### [WHAT THIS TASK INVOLVES]
Copy each line exactly. Drop every picture.

Items listed in a dataset
· · · · ·

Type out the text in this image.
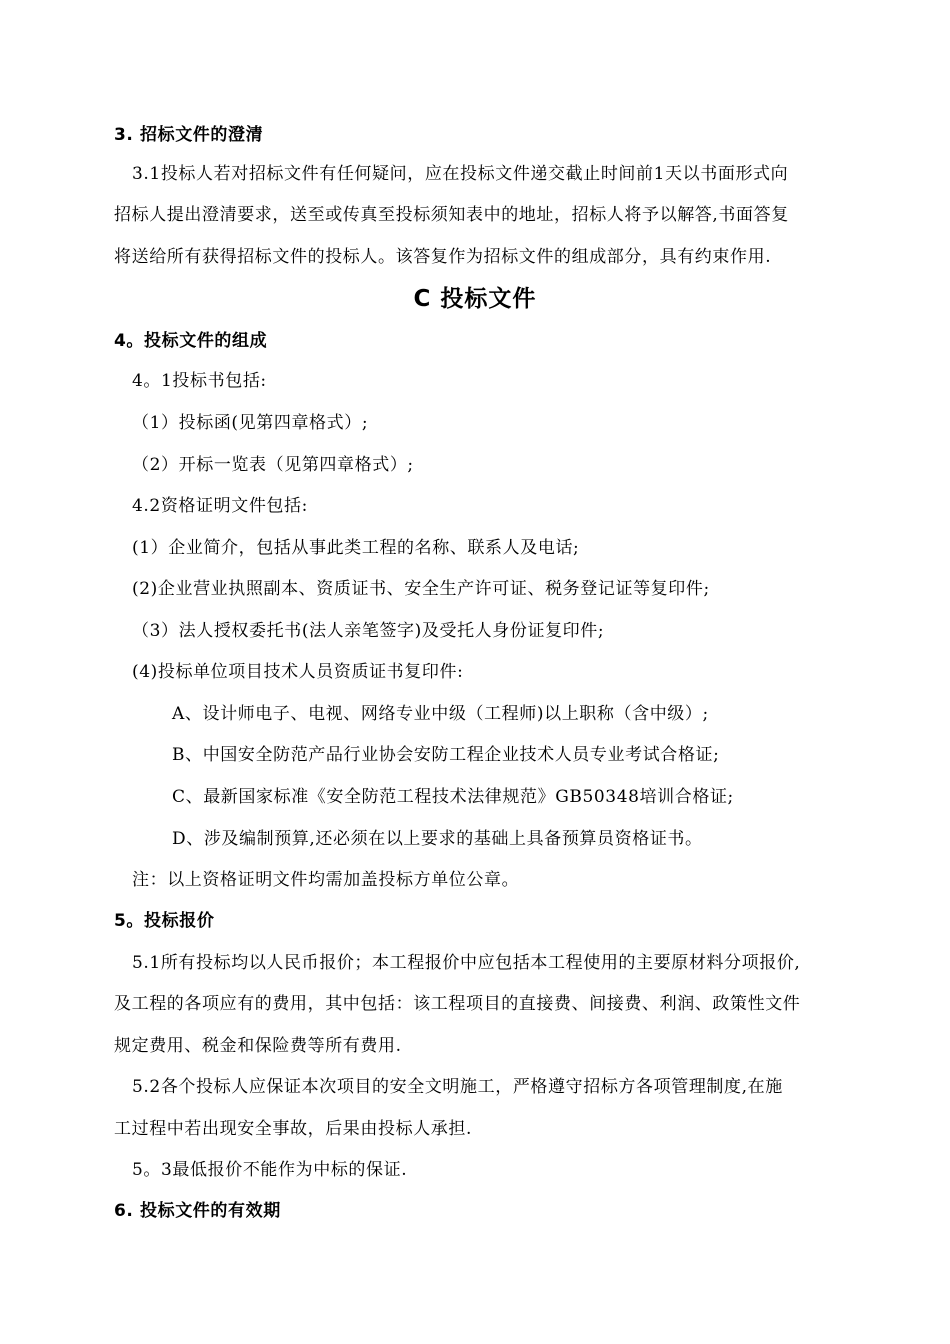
3. 招标文件的澄清
3.1投标人若对招标文件有任何疑问，应在投标文件递交截止时间前1天以书面形式向
招标人提出澄清要求，送至或传真至投标须知表中的地址，招标人将予以解答,书面答复
将送给所有获得招标文件的投标人。该答复作为招标文件的组成部分，具有约束作用.
C 投标文件
4。投标文件的组成
4。1投标书包括:
（1）投标函(见第四章格式）;
（2）开标一览表（见第四章格式）;
4.2资格证明文件包括:
(1）企业简介，包括从事此类工程的名称、联系人及电话;
(2)企业营业执照副本、资质证书、安全生产许可证、税务登记证等复印件;
（3）法人授权委托书(法人亲笔签字)及受托人身份证复印件;
(4)投标单位项目技术人员资质证书复印件:
A、设计师电子、电视、网络专业中级（工程师)以上职称（含中级）;
B、中国安全防范产品行业协会安防工程企业技术人员专业考试合格证;
C、最新国家标准《安全防范工程技术法律规范》GB50348培训合格证;
D、涉及编制预算,还必须在以上要求的基础上具备预算员资格证书。
注：以上资格证明文件均需加盖投标方单位公章。
5。投标报价
5.1所有投标均以人民币报价；本工程报价中应包括本工程使用的主要原材料分项报价,
及工程的各项应有的费用，其中包括：该工程项目的直接费、间接费、利润、政策性文件
规定费用、税金和保险费等所有费用.
5.2各个投标人应保证本次项目的安全文明施工，严格遵守招标方各项管理制度,在施
工过程中若出现安全事故，后果由投标人承担.
5。3最低报价不能作为中标的保证.
6. 投标文件的有效期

· · · · ·

### [EXERCISE SOLUTION]
Type out the text in this image.
3. 招标文件的澄清
3.1投标人若对招标文件有任何疑问，应在投标文件递交截止时间前1天以书面形式向
招标人提出澄清要求，送至或传真至投标须知表中的地址，招标人将予以解答,书面答复
将送给所有获得招标文件的投标人。该答复作为招标文件的组成部分，具有约束作用.
C 投标文件
4。投标文件的组成
4。1投标书包括:
（1）投标函(见第四章格式）;
（2）开标一览表（见第四章格式）;
4.2资格证明文件包括:
(1）企业简介，包括从事此类工程的名称、联系人及电话;
(2)企业营业执照副本、资质证书、安全生产许可证、税务登记证等复印件;
（3）法人授权委托书(法人亲笔签字)及受托人身份证复印件;
(4)投标单位项目技术人员资质证书复印件:
A、设计师电子、电视、网络专业中级（工程师)以上职称（含中级）;
B、中国安全防范产品行业协会安防工程企业技术人员专业考试合格证;
C、最新国家标准《安全防范工程技术法律规范》GB50348培训合格证;
D、涉及编制预算,还必须在以上要求的基础上具备预算员资格证书。
注：以上资格证明文件均需加盖投标方单位公章。
5。投标报价
5.1所有投标均以人民币报价；本工程报价中应包括本工程使用的主要原材料分项报价,
及工程的各项应有的费用，其中包括：该工程项目的直接费、间接费、利润、政策性文件
规定费用、税金和保险费等所有费用.
5.2各个投标人应保证本次项目的安全文明施工，严格遵守招标方各项管理制度,在施
工过程中若出现安全事故，后果由投标人承担.
5。3最低报价不能作为中标的保证.
6. 投标文件的有效期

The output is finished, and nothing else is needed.